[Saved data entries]
================

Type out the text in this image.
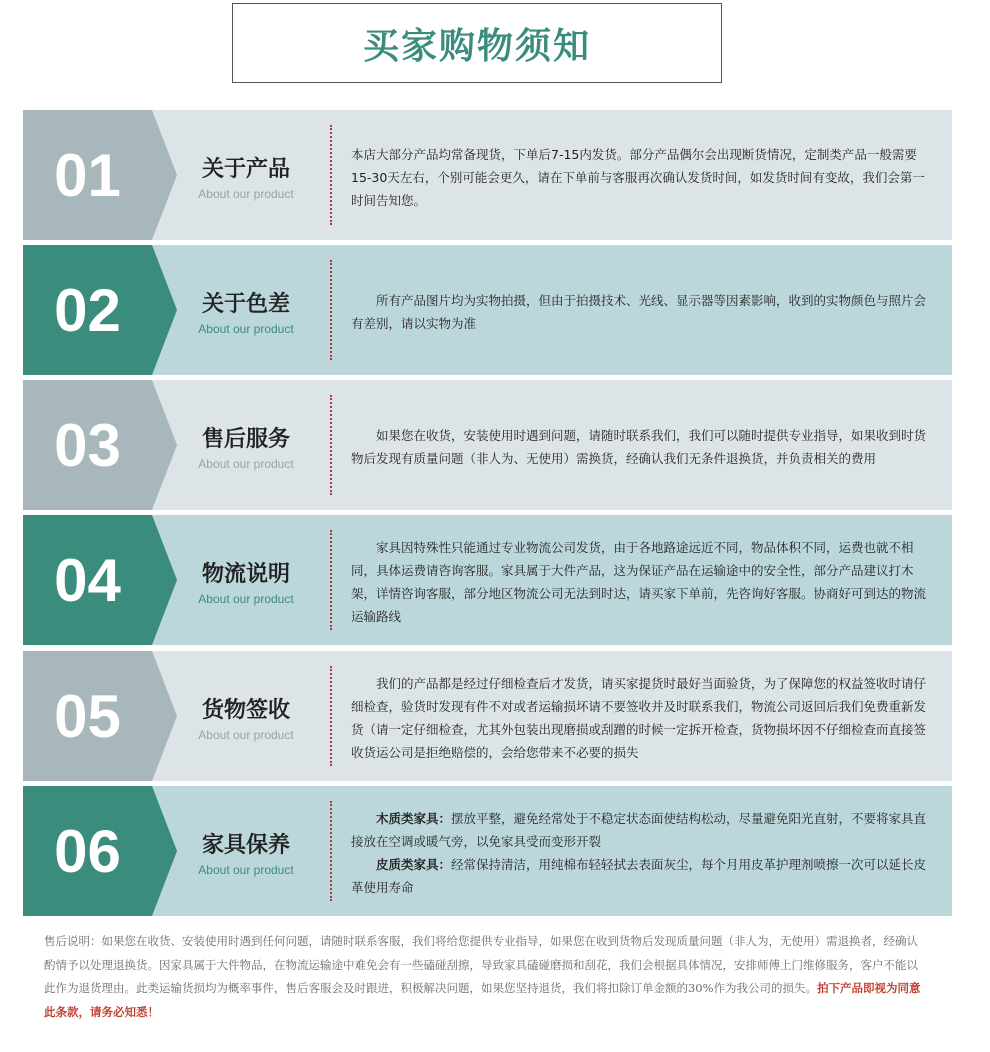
买家购物须知
01	关于产品
About our product

本店大部分产品均常备现货，下单后7-15内发货。部分产品偶尔会出现断货情况，定制类产品一般需要15-30天左右，个别可能会更久，请在下单前与客服再次确认发货时间，如发货时间有变故，我们会第一时间告知您。

02	关于色差
About our product

　　所有产品图片均为实物拍摄，但由于拍摄技术、光线、显示器等因素影响，收到的实物颜色与照片会有差别，请以实物为准

03	售后服务
About our product

　　如果您在收货，安装使用时遇到问题，请随时联系我们，我们可以随时提供专业指导，如果收到时货物后发现有质量问题（非人为、无使用）需换货，经确认我们无条件退换货，并负责相关的费用

04	物流说明
About our product

　　家具因特殊性只能通过专业物流公司发货，由于各地路途远近不同，物品体积不同，运费也就不相同，具体运费请咨询客服。家具属于大件产品，这为保证产品在运输途中的安全性，部分产品建议打木架，详情咨询客服，部分地区物流公司无法到时达，请买家下单前，先咨询好客服。协商好可到达的物流运输路线

05	货物签收
About our product

　　我们的产品都是经过仔细检查后才发货，请买家提货时最好当面验货，为了保障您的权益签收时请仔细检查，验货时发现有件不对或者运输损坏请不要签收并及时联系我们，物流公司返回后我们免费重新发货（请一定仔细检查，尤其外包装出现磨损或刮蹭的时候一定拆开检查，货物损坏因不仔细检查而直接签收货运公司是拒绝赔偿的，会给您带来不必要的损失

06	家具保养
About our product

木质类家具：摆放平整，避免经常处于不稳定状态面使结构松动，尽量避免阳光直射，不要将家具直接放在空调或暖气旁，以免家具受而变形开裂
皮质类家具：经常保持清洁，用纯棉布轻轻拭去表面灰尘，每个月用皮革护理剂喷擦一次可以延长皮革使用寿命

售后说明：如果您在收货、安装使用时遇到任何问题，请随时联系客服，我们将给您提供专业指导，如果您在收到货物后发现质量问题（非人为，无使用）需退换者，经确认酌情予以处理退换货。因家具属于大件物品，在物流运输途中难免会有一些磕碰刮擦，导致家具磕碰磨损和刮花，我们会根据具体情况，安排师傅上门维修服务，客户不能以此作为退货理由。此类运输货损均为概率事件，售后客服会及时跟进，积极解决问题，如果您坚持退货，我们将扣除订单金额的30%作为我公司的损失。拍下产品即视为同意此条款，请务必知悉！
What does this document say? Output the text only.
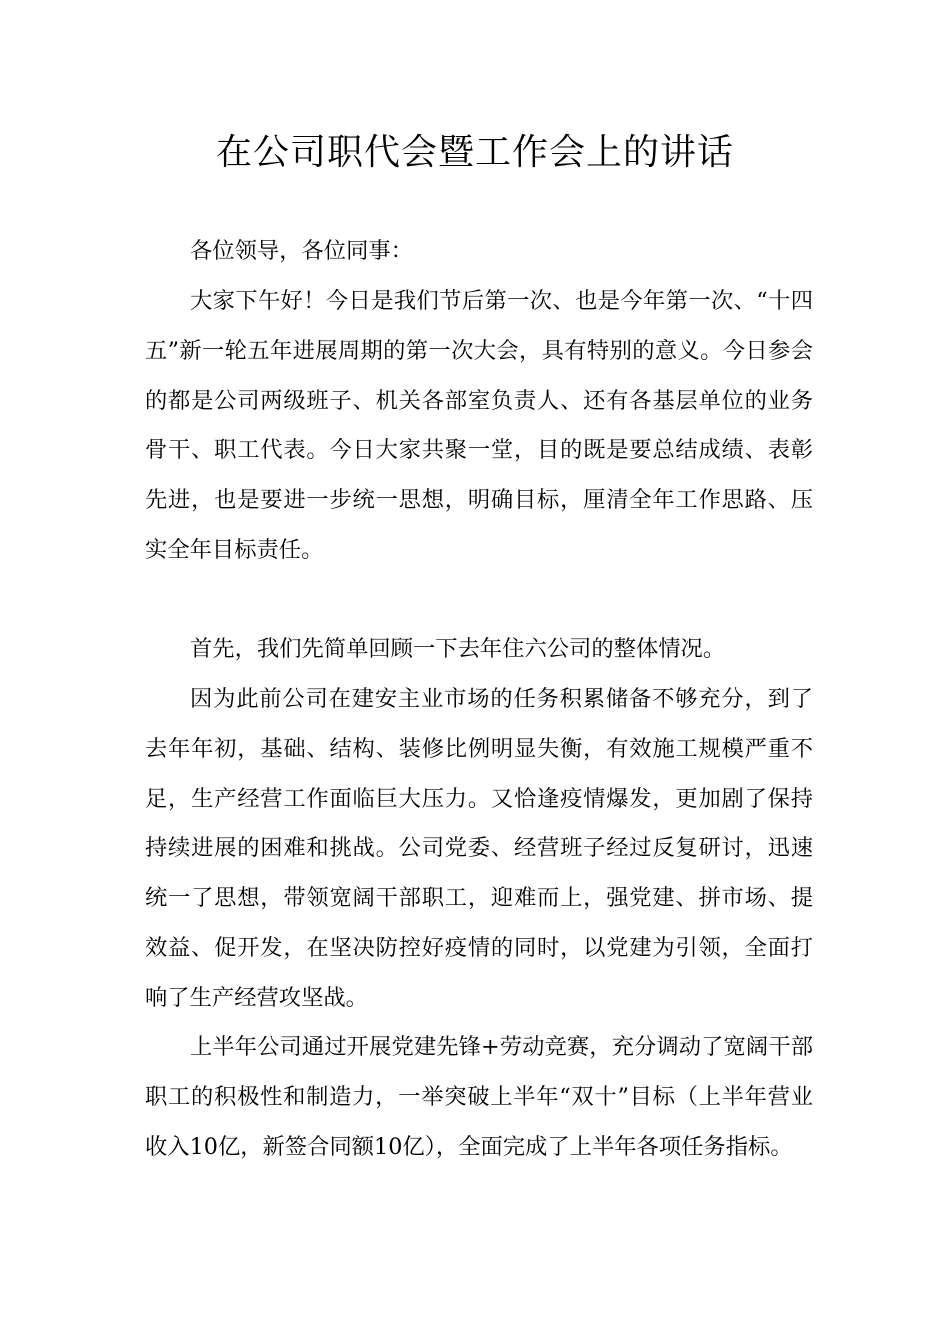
在公司职代会暨工作会上的讲话

各位领导，各位同事：

大家下午好！今日是我们节后第一次、也是今年第一次、“十四五”新一轮五年进展周期的第一次大会，具有特别的意义。今日参会的都是公司两级班子、机关各部室负责人、还有各基层单位的业务骨干、职工代表。今日大家共聚一堂，目的既是要总结成绩、表彰先进，也是要进一步统一思想，明确目标，厘清全年工作思路、压实全年目标责任。

首先，我们先简单回顾一下去年住六公司的整体情况。

因为此前公司在建安主业市场的任务积累储备不够充分，到了去年年初，基础、结构、装修比例明显失衡，有效施工规模严重不足，生产经营工作面临巨大压力。又恰逢疫情爆发，更加剧了保持持续进展的困难和挑战。公司党委、经营班子经过反复研讨，迅速统一了思想，带领宽阔干部职工，迎难而上，强党建、拼市场、提效益、促开发，在坚决防控好疫情的同时，以党建为引领，全面打响了生产经营攻坚战。

上半年公司通过开展党建先锋+劳动竞赛，充分调动了宽阔干部职工的积极性和制造力，一举突破上半年“双十”目标（上半年营业收入10亿，新签合同额10亿），全面完成了上半年各项任务指标。
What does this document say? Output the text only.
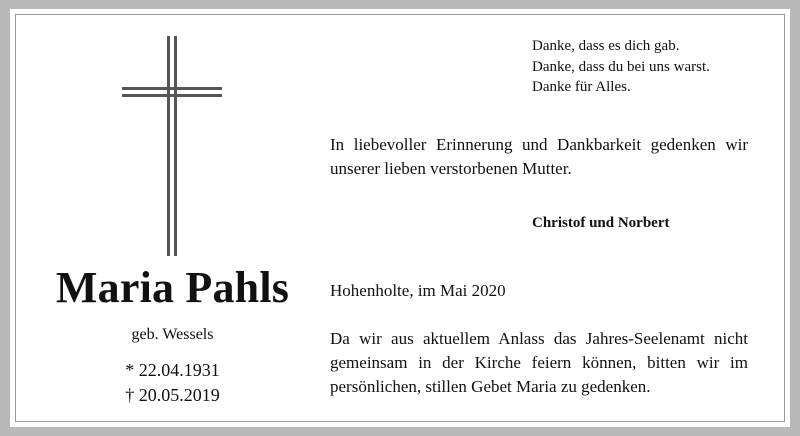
Danke, dass es dich gab.
Danke, dass du bei uns warst.
Danke für Alles.
In liebevoller Erinnerung und Dankbarkeit gedenken wir unserer lieben verstorbenen Mutter.
Christof und Norbert
Hohenholte, im Mai 2020
Da wir aus aktuellem Anlass das Jahres-Seelenamt nicht gemeinsam in der Kirche feiern können, bitten wir im persönlichen, stillen Gebet Maria zu gedenken.
Maria Pahls
geb. Wessels
* 22.04.1931
† 20.05.2019
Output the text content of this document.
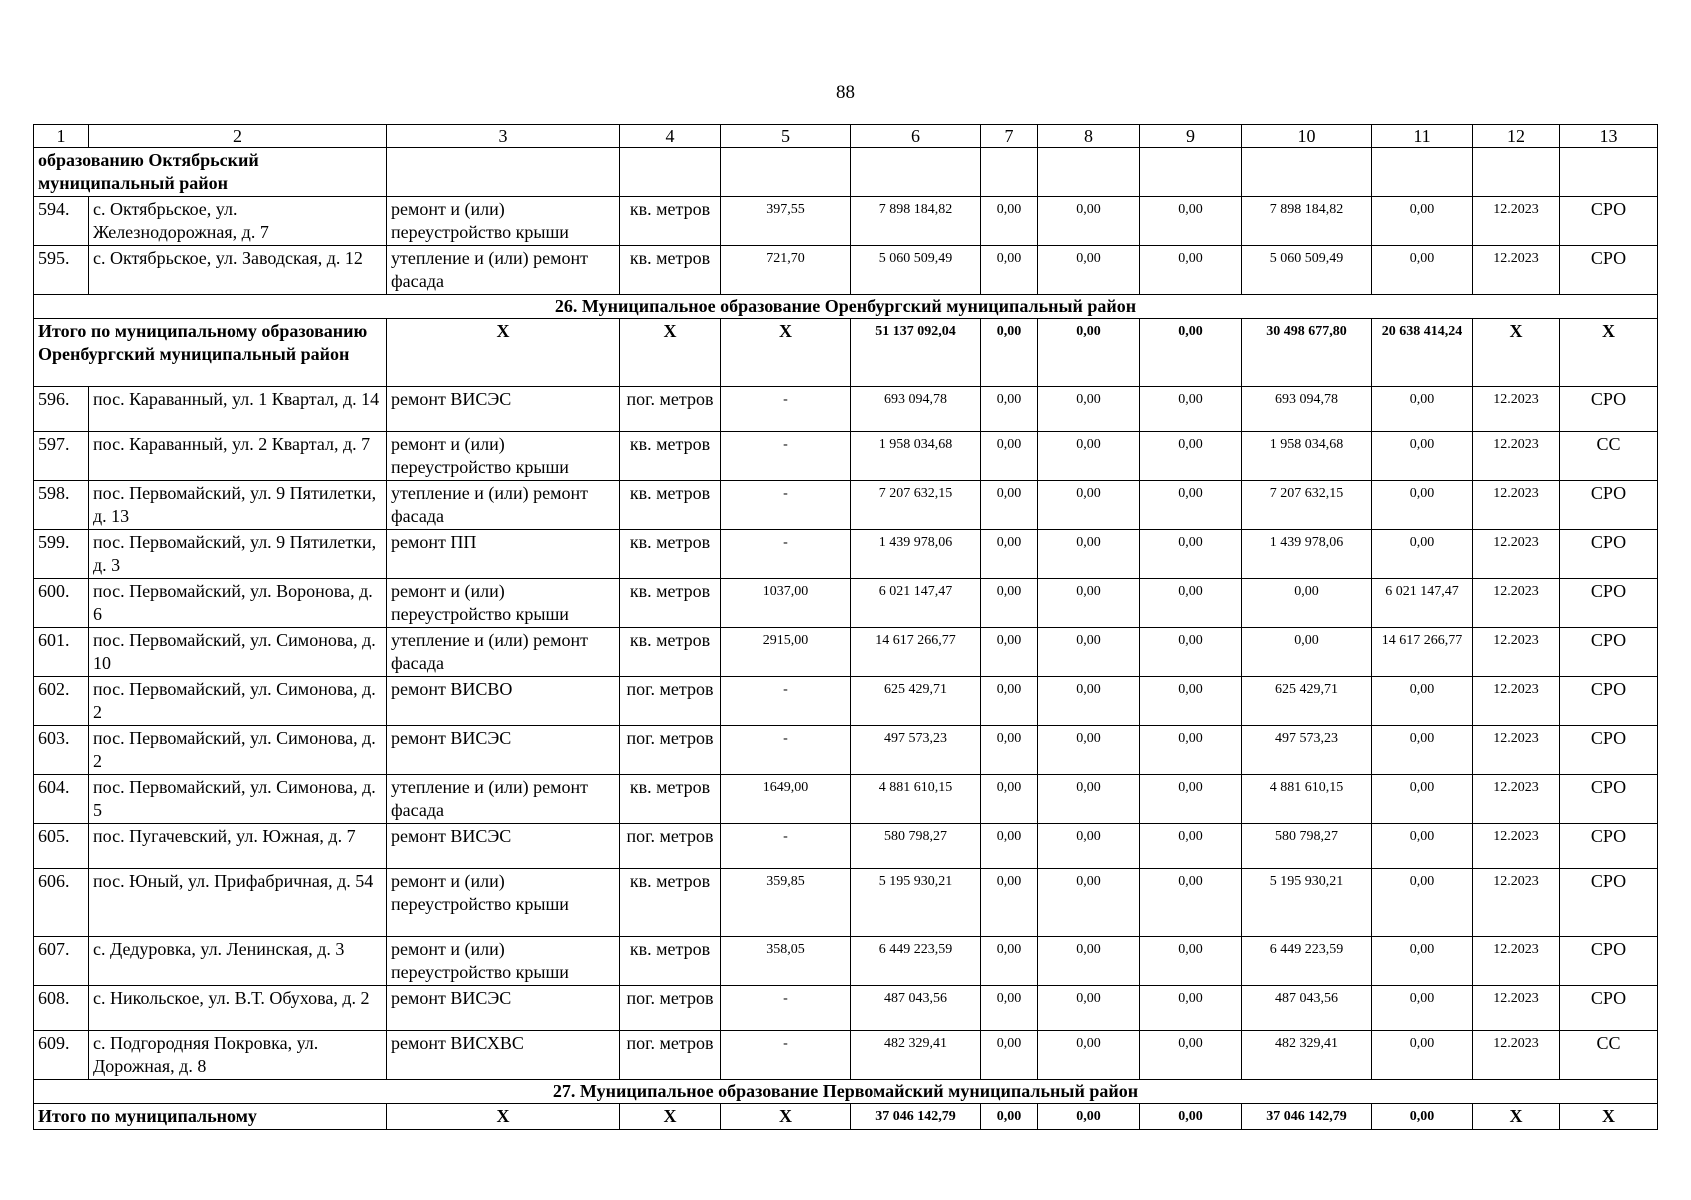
88
1	2	3	4	5	6	7	8	9	10	11	12	13
образованию Октябрьский муниципальный район												
594.	с. Октябрьское, ул. Железнодорожная, д. 7	ремонт и (или) переустройство крыши	кв. метров	397,55	7 898 184,82	0,00	0,00	0,00	7 898 184,82	0,00	12.2023	СРО
595.	с. Октябрьское, ул. Заводская, д. 12	утепление и (или) ремонт фасада	кв. метров	721,70	5 060 509,49	0,00	0,00	0,00	5 060 509,49	0,00	12.2023	СРО
26. Муниципальное образование Оренбургский муниципальный район												
Итого по муниципальному образованию Оренбургский муниципальный район		X	X	X	51 137 092,04	0,00	0,00	0,00	30 498 677,80	20 638 414,24	X	X
596.	пос. Караванный, ул. 1 Квартал, д. 14	ремонт ВИСЭС	пог. метров	-	693 094,78	0,00	0,00	0,00	693 094,78	0,00	12.2023	СРО
597.	пос. Караванный, ул. 2 Квартал, д. 7	ремонт и (или) переустройство крыши	кв. метров	-	1 958 034,68	0,00	0,00	0,00	1 958 034,68	0,00	12.2023	СС
598.	пос. Первомайский, ул. 9 Пятилетки, д. 13	утепление и (или) ремонт фасада	кв. метров	-	7 207 632,15	0,00	0,00	0,00	7 207 632,15	0,00	12.2023	СРО
599.	пос. Первомайский, ул. 9 Пятилетки, д. 3	ремонт ПП	кв. метров	-	1 439 978,06	0,00	0,00	0,00	1 439 978,06	0,00	12.2023	СРО
600.	пос. Первомайский, ул. Воронова, д. 6	ремонт и (или) переустройство крыши	кв. метров	1037,00	6 021 147,47	0,00	0,00	0,00	0,00	6 021 147,47	12.2023	СРО
601.	пос. Первомайский, ул. Симонова, д. 10	утепление и (или) ремонт фасада	кв. метров	2915,00	14 617 266,77	0,00	0,00	0,00	0,00	14 617 266,77	12.2023	СРО
602.	пос. Первомайский, ул. Симонова, д. 2	ремонт ВИСВО	пог. метров	-	625 429,71	0,00	0,00	0,00	625 429,71	0,00	12.2023	СРО
603.	пос. Первомайский, ул. Симонова, д. 2	ремонт ВИСЭС	пог. метров	-	497 573,23	0,00	0,00	0,00	497 573,23	0,00	12.2023	СРО
604.	пос. Первомайский, ул. Симонова, д. 5	утепление и (или) ремонт фасада	кв. метров	1649,00	4 881 610,15	0,00	0,00	0,00	4 881 610,15	0,00	12.2023	СРО
605.	пос. Пугачевский, ул. Южная, д. 7	ремонт ВИСЭС	пог. метров	-	580 798,27	0,00	0,00	0,00	580 798,27	0,00	12.2023	СРО
606.	пос. Юный, ул. Прифабричная, д. 54	ремонт и (или) переустройство крыши	кв. метров	359,85	5 195 930,21	0,00	0,00	0,00	5 195 930,21	0,00	12.2023	СРО
607.	с. Дедуровка, ул. Ленинская, д. 3	ремонт и (или) переустройство крыши	кв. метров	358,05	6 449 223,59	0,00	0,00	0,00	6 449 223,59	0,00	12.2023	СРО
608.	с. Никольское, ул. В.Т. Обухова, д. 2	ремонт ВИСЭС	пог. метров	-	487 043,56	0,00	0,00	0,00	487 043,56	0,00	12.2023	СРО
609.	с. Подгородняя Покровка, ул. Дорожная, д. 8	ремонт ВИСХВС	пог. метров	-	482 329,41	0,00	0,00	0,00	482 329,41	0,00	12.2023	СС
27. Муниципальное образование Первомайский муниципальный район												
Итого по муниципальному		X	X	X	37 046 142,79	0,00	0,00	0,00	37 046 142,79	0,00	X	X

================

**Problem:** Without including any pictures, print each record exactly.

**The reply:**
Type out the text in this image.
买家购物须知
01	关于产品
About our product

本店大部分产品均常备现货，下单后7-15内发货。部分产品偶尔会出现断货情况，定制类产品一般需要15-30天左右，个别可能会更久，请在下单前与客服再次确认发货时间，如发货时间有变故，我们会第一时间告知您。

02	关于色差
About our product

　　所有产品图片均为实物拍摄，但由于拍摄技术、光线、显示器等因素影响，收到的实物颜色与照片会有差别，请以实物为准

03	售后服务
About our product

　　如果您在收货，安装使用时遇到问题，请随时联系我们，我们可以随时提供专业指导，如果收到时货物后发现有质量问题（非人为、无使用）需换货，经确认我们无条件退换货，并负责相关的费用

04	物流说明
About our product

　　家具因特殊性只能通过专业物流公司发货，由于各地路途远近不同，物品体积不同，运费也就不相同，具体运费请咨询客服。家具属于大件产品，这为保证产品在运输途中的安全性，部分产品建议打木架，详情咨询客服，部分地区物流公司无法到时达，请买家下单前，先咨询好客服。协商好可到达的物流运输路线

05	货物签收
About our product

　　我们的产品都是经过仔细检查后才发货，请买家提货时最好当面验货，为了保障您的权益签收时请仔细检查，验货时发现有件不对或者运输损坏请不要签收并及时联系我们，物流公司返回后我们免费重新发货（请一定仔细检查，尤其外包装出现磨损或刮蹭的时候一定拆开检查，货物损坏因不仔细检查而直接签收货运公司是拒绝赔偿的，会给您带来不必要的损失

06	家具保养
About our product

木质类家具：摆放平整，避免经常处于不稳定状态面使结构松动，尽量避免阳光直射，不要将家具直接放在空调或暖气旁，以免家具受而变形开裂
皮质类家具：经常保持清洁，用纯棉布轻轻拭去表面灰尘，每个月用皮革护理剂喷擦一次可以延长皮革使用寿命

售后说明：如果您在收货、安装使用时遇到任何问题，请随时联系客服，我们将给您提供专业指导，如果您在收到货物后发现质量问题（非人为，无使用）需退换者，经确认酌情予以处理退换货。因家具属于大件物品，在物流运输途中难免会有一些磕碰刮擦，导致家具磕碰磨损和刮花，我们会根据具体情况，安排师傅上门维修服务，客户不能以此作为退货理由。此类运输货损均为概率事件，售后客服会及时跟进，积极解决问题，如果您坚持退货，我们将扣除订单金额的30%作为我公司的损失。拍下产品即视为同意此条款，请务必知悉！
What does this document say? Output the text only.
在公司职代会暨工作会上的讲话

各位领导，各位同事：

大家下午好！今日是我们节后第一次、也是今年第一次、“十四五”新一轮五年进展周期的第一次大会，具有特别的意义。今日参会的都是公司两级班子、机关各部室负责人、还有各基层单位的业务骨干、职工代表。今日大家共聚一堂，目的既是要总结成绩、表彰先进，也是要进一步统一思想，明确目标，厘清全年工作思路、压实全年目标责任。

首先，我们先简单回顾一下去年住六公司的整体情况。

因为此前公司在建安主业市场的任务积累储备不够充分，到了去年年初，基础、结构、装修比例明显失衡，有效施工规模严重不足，生产经营工作面临巨大压力。又恰逢疫情爆发，更加剧了保持持续进展的困难和挑战。公司党委、经营班子经过反复研讨，迅速统一了思想，带领宽阔干部职工，迎难而上，强党建、拼市场、提效益、促开发，在坚决防控好疫情的同时，以党建为引领，全面打响了生产经营攻坚战。

上半年公司通过开展党建先锋+劳动竞赛，充分调动了宽阔干部职工的积极性和制造力，一举突破上半年“双十”目标（上半年营业收入10亿，新签合同额10亿），全面完成了上半年各项任务指标。
What does this document say? Output the text only.
Danke, dass es dich gab.
Danke, dass du bei uns warst.
Danke für Alles.
In liebevoller Erinnerung und Dankbarkeit gedenken wir unserer lieben verstorbenen Mutter.
Christof und Norbert
Hohenholte, im Mai 2020
Da wir aus aktuellem Anlass das Jahres-Seelenamt nicht gemeinsam in der Kirche feiern können, bitten wir im persönlichen, stillen Gebet Maria zu gedenken.
Maria Pahls
geb. Wessels
* 22.04.1931
† 20.05.2019
Output the text content of this document.
88
1	2	3	4	5	6	7	8	9	10	11	12	13
образованию Октябрьский муниципальный район												
594.	с. Октябрьское, ул. Железнодорожная, д. 7	ремонт и (или) переустройство крыши	кв. метров	397,55	7 898 184,82	0,00	0,00	0,00	7 898 184,82	0,00	12.2023	СРО
595.	с. Октябрьское, ул. Заводская, д. 12	утепление и (или) ремонт фасада	кв. метров	721,70	5 060 509,49	0,00	0,00	0,00	5 060 509,49	0,00	12.2023	СРО
26. Муниципальное образование Оренбургский муниципальный район												
Итого по муниципальному образованию Оренбургский муниципальный район		X	X	X	51 137 092,04	0,00	0,00	0,00	30 498 677,80	20 638 414,24	X	X
596.	пос. Караванный, ул. 1 Квартал, д. 14	ремонт ВИСЭС	пог. метров	-	693 094,78	0,00	0,00	0,00	693 094,78	0,00	12.2023	СРО
597.	пос. Караванный, ул. 2 Квартал, д. 7	ремонт и (или) переустройство крыши	кв. метров	-	1 958 034,68	0,00	0,00	0,00	1 958 034,68	0,00	12.2023	СС
598.	пос. Первомайский, ул. 9 Пятилетки, д. 13	утепление и (или) ремонт фасада	кв. метров	-	7 207 632,15	0,00	0,00	0,00	7 207 632,15	0,00	12.2023	СРО
599.	пос. Первомайский, ул. 9 Пятилетки, д. 3	ремонт ПП	кв. метров	-	1 439 978,06	0,00	0,00	0,00	1 439 978,06	0,00	12.2023	СРО
600.	пос. Первомайский, ул. Воронова, д. 6	ремонт и (или) переустройство крыши	кв. метров	1037,00	6 021 147,47	0,00	0,00	0,00	0,00	6 021 147,47	12.2023	СРО
601.	пос. Первомайский, ул. Симонова, д. 10	утепление и (или) ремонт фасада	кв. метров	2915,00	14 617 266,77	0,00	0,00	0,00	0,00	14 617 266,77	12.2023	СРО
602.	пос. Первомайский, ул. Симонова, д. 2	ремонт ВИСВО	пог. метров	-	625 429,71	0,00	0,00	0,00	625 429,71	0,00	12.2023	СРО
603.	пос. Первомайский, ул. Симонова, д. 2	ремонт ВИСЭС	пог. метров	-	497 573,23	0,00	0,00	0,00	497 573,23	0,00	12.2023	СРО
604.	пос. Первомайский, ул. Симонова, д. 5	утепление и (или) ремонт фасада	кв. метров	1649,00	4 881 610,15	0,00	0,00	0,00	4 881 610,15	0,00	12.2023	СРО
605.	пос. Пугачевский, ул. Южная, д. 7	ремонт ВИСЭС	пог. метров	-	580 798,27	0,00	0,00	0,00	580 798,27	0,00	12.2023	СРО
606.	пос. Юный, ул. Прифабричная, д. 54	ремонт и (или) переустройство крыши	кв. метров	359,85	5 195 930,21	0,00	0,00	0,00	5 195 930,21	0,00	12.2023	СРО
607.	с. Дедуровка, ул. Ленинская, д. 3	ремонт и (или) переустройство крыши	кв. метров	358,05	6 449 223,59	0,00	0,00	0,00	6 449 223,59	0,00	12.2023	СРО
608.	с. Никольское, ул. В.Т. Обухова, д. 2	ремонт ВИСЭС	пог. метров	-	487 043,56	0,00	0,00	0,00	487 043,56	0,00	12.2023	СРО
609.	с. Подгородняя Покровка, ул. Дорожная, д. 8	ремонт ВИСХВС	пог. метров	-	482 329,41	0,00	0,00	0,00	482 329,41	0,00	12.2023	СС
27. Муниципальное образование Первомайский муниципальный район												
Итого по муниципальному		X	X	X	37 046 142,79	0,00	0,00	0,00	37 046 142,79	0,00	X	X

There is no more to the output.